▶ [Exercise]:
Report how many lines of these entries hold the string "WhatsApp"; reply with the number alone.

▶ [Records provided]:
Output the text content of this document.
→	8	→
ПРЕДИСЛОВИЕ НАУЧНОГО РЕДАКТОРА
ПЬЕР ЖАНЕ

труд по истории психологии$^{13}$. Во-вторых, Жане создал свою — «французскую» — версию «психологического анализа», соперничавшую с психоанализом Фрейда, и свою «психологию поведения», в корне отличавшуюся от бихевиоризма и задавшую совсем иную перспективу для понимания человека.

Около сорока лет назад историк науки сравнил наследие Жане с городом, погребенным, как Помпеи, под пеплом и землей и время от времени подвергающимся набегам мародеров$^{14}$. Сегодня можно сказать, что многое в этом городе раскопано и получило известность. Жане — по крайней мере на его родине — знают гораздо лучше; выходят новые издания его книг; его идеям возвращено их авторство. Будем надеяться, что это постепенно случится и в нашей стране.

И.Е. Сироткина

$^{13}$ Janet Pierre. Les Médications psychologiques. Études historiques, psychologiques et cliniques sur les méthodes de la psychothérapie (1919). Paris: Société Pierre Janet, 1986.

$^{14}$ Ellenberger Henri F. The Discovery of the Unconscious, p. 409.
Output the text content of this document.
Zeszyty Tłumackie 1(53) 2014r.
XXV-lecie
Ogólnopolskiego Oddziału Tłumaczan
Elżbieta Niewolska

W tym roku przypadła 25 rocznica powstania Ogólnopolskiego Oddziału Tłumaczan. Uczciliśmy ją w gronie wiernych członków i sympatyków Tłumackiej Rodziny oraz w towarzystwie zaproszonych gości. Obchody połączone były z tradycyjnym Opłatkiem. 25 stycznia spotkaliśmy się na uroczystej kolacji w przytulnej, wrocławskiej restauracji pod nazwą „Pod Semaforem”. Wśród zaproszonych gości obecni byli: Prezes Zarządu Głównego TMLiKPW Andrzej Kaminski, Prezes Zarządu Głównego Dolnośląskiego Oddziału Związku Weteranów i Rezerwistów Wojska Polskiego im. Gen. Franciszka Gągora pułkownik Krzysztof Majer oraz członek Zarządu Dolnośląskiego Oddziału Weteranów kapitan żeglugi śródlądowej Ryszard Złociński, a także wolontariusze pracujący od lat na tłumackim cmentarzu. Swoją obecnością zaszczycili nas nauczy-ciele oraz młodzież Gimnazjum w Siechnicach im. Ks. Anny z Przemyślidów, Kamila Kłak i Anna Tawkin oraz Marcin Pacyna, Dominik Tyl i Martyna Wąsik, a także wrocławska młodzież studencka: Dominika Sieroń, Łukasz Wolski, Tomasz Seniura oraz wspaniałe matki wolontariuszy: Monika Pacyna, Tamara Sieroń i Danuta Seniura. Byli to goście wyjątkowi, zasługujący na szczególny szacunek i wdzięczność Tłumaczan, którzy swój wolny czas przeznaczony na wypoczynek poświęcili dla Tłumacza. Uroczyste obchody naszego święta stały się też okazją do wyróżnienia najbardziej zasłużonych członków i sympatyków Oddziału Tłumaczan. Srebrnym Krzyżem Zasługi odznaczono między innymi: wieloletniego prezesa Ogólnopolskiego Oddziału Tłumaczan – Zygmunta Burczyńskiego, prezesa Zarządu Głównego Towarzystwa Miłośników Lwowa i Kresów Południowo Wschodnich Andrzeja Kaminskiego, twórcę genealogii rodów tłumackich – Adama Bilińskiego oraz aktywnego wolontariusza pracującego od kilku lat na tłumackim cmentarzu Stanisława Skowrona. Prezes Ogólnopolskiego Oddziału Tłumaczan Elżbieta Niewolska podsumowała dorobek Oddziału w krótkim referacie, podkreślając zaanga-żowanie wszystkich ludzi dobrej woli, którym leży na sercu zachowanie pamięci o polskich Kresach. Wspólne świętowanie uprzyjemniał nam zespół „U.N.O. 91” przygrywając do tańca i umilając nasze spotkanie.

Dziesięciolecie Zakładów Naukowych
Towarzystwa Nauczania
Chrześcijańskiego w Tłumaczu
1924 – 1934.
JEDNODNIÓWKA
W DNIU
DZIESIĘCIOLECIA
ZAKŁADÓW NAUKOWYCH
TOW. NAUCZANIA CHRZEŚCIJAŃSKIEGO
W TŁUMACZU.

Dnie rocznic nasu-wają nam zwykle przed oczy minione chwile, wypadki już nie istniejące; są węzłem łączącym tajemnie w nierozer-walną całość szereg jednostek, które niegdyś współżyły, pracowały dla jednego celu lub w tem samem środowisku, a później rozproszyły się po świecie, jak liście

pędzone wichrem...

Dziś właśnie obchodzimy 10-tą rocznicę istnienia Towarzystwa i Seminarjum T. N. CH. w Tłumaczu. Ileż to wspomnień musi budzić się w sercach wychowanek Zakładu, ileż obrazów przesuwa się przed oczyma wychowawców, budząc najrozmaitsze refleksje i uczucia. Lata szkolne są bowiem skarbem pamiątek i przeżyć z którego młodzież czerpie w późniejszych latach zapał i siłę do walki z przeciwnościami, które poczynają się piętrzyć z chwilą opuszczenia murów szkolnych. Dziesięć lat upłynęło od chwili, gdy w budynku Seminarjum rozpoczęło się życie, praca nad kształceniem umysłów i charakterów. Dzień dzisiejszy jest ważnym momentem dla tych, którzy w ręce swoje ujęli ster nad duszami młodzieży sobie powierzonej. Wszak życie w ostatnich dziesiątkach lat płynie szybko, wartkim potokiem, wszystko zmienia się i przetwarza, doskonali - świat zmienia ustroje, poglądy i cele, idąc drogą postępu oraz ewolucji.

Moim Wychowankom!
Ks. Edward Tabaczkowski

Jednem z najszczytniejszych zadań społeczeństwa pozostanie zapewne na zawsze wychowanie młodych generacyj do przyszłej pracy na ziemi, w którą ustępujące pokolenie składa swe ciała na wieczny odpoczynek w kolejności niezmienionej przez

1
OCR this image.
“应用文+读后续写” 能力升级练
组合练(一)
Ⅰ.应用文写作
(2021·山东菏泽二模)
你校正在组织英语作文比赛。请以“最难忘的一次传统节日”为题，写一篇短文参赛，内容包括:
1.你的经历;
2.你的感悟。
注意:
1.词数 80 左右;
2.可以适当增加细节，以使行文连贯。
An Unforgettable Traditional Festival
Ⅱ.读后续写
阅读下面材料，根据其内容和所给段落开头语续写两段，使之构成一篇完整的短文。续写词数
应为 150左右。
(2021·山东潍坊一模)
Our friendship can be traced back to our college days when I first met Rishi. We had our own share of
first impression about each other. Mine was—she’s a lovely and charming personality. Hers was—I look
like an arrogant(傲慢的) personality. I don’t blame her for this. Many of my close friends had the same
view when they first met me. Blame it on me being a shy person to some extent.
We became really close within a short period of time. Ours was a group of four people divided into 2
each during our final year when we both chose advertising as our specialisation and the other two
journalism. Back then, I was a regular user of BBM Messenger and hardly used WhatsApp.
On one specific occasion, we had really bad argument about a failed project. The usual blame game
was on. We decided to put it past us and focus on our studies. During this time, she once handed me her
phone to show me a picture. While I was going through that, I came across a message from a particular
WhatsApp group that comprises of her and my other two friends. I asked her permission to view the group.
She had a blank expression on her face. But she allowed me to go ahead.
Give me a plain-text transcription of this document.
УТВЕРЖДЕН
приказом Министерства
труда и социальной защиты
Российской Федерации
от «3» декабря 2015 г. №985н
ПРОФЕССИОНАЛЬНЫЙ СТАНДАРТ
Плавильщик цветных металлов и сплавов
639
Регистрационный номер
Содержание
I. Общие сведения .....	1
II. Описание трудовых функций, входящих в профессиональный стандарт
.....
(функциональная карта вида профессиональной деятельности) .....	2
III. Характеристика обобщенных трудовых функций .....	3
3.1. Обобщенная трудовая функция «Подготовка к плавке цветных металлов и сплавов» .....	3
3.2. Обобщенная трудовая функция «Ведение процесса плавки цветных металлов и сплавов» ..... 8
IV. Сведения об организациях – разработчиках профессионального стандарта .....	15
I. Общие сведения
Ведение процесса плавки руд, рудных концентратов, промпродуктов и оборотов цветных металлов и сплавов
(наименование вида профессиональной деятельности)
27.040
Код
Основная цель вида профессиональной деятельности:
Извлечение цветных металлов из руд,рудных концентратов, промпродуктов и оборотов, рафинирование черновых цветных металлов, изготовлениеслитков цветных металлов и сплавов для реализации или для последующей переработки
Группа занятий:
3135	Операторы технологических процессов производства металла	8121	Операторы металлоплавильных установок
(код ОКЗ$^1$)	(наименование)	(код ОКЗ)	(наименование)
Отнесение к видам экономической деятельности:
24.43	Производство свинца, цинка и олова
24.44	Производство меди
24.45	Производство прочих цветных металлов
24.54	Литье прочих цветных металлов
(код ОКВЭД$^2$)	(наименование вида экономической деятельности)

▶ [Output for this exercise]:
2